- _WORK REQUIRED_
Repeat every record below exactly, leaving out the pictures.

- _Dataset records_
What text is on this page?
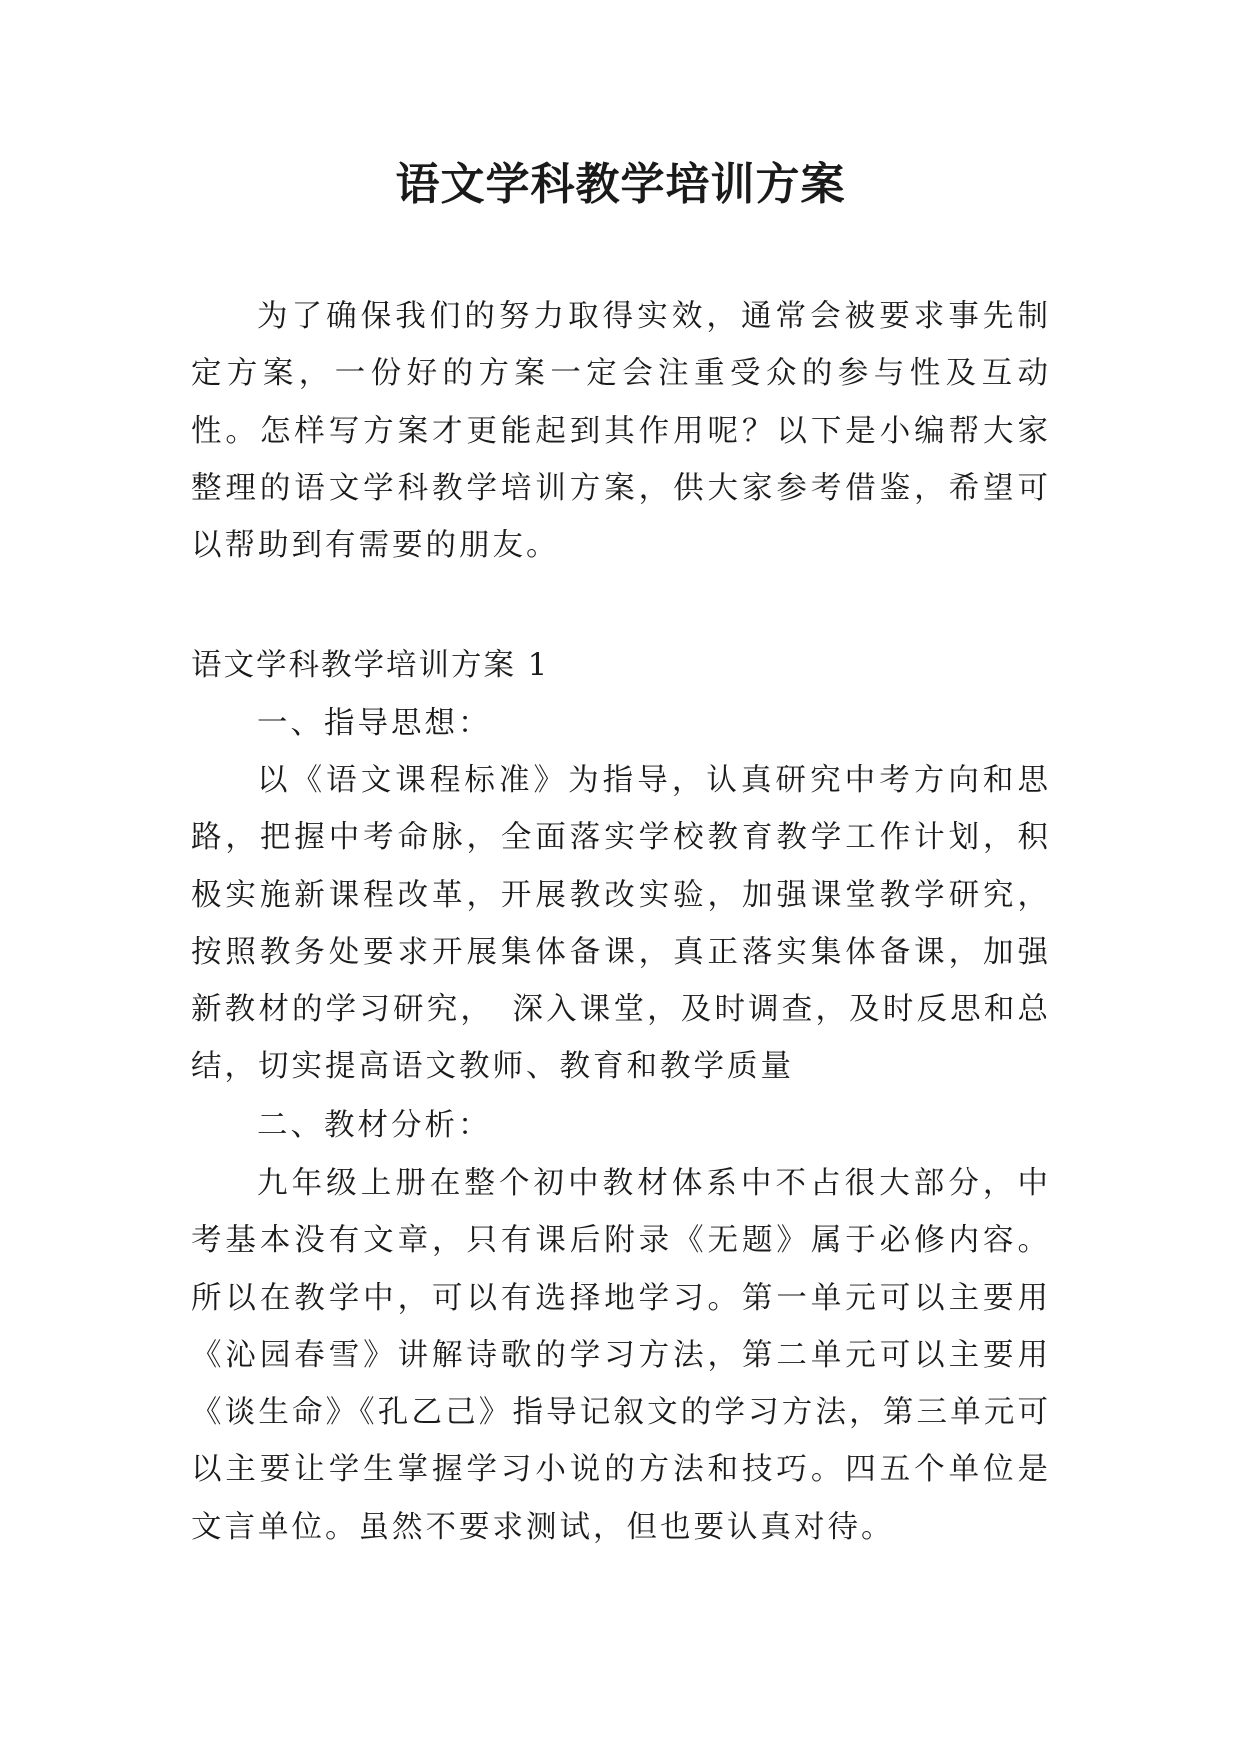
语文学科教学培训方案

为了确保我们的努力取得实效，通常会被要求事先制定方案，一份好的方案一定会注重受众的参与性及互动性。怎样写方案才更能起到其作用呢？以下是小编帮大家整理的语文学科教学培训方案，供大家参考借鉴，希望可以帮助到有需要的朋友。

语文学科教学培训方案 1

一、指导思想：

以《语文课程标准》为指导，认真研究中考方向和思路，把握中考命脉，全面落实学校教育教学工作计划，积极实施新课程改革，开展教改实验，加强课堂教学研究，按照教务处要求开展集体备课，真正落实集体备课，加强新教材的学习研究，　深入课堂，及时调查，及时反思和总结，切实提高语文教师、教育和教学质量

二、教材分析：

九年级上册在整个初中教材体系中不占很大部分，中考基本没有文章，只有课后附录《无题》属于必修内容。所以在教学中，可以有选择地学习。第一单元可以主要用《沁园春雪》讲解诗歌的学习方法，第二单元可以主要用《谈生命》《孔乙己》指导记叙文的学习方法，第三单元可以主要让学生掌握学习小说的方法和技巧。四五个单位是文言单位。虽然不要求测试，但也要认真对待。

- _ANSWER IN FULL_
What text is on this page?
语文学科教学培训方案

为了确保我们的努力取得实效，通常会被要求事先制定方案，一份好的方案一定会注重受众的参与性及互动性。怎样写方案才更能起到其作用呢？以下是小编帮大家整理的语文学科教学培训方案，供大家参考借鉴，希望可以帮助到有需要的朋友。

语文学科教学培训方案 1

一、指导思想：

以《语文课程标准》为指导，认真研究中考方向和思路，把握中考命脉，全面落实学校教育教学工作计划，积极实施新课程改革，开展教改实验，加强课堂教学研究，按照教务处要求开展集体备课，真正落实集体备课，加强新教材的学习研究，　深入课堂，及时调查，及时反思和总结，切实提高语文教师、教育和教学质量

二、教材分析：

九年级上册在整个初中教材体系中不占很大部分，中考基本没有文章，只有课后附录《无题》属于必修内容。所以在教学中，可以有选择地学习。第一单元可以主要用《沁园春雪》讲解诗歌的学习方法，第二单元可以主要用《谈生命》《孔乙己》指导记叙文的学习方法，第三单元可以主要让学生掌握学习小说的方法和技巧。四五个单位是文言单位。虽然不要求测试，但也要认真对待。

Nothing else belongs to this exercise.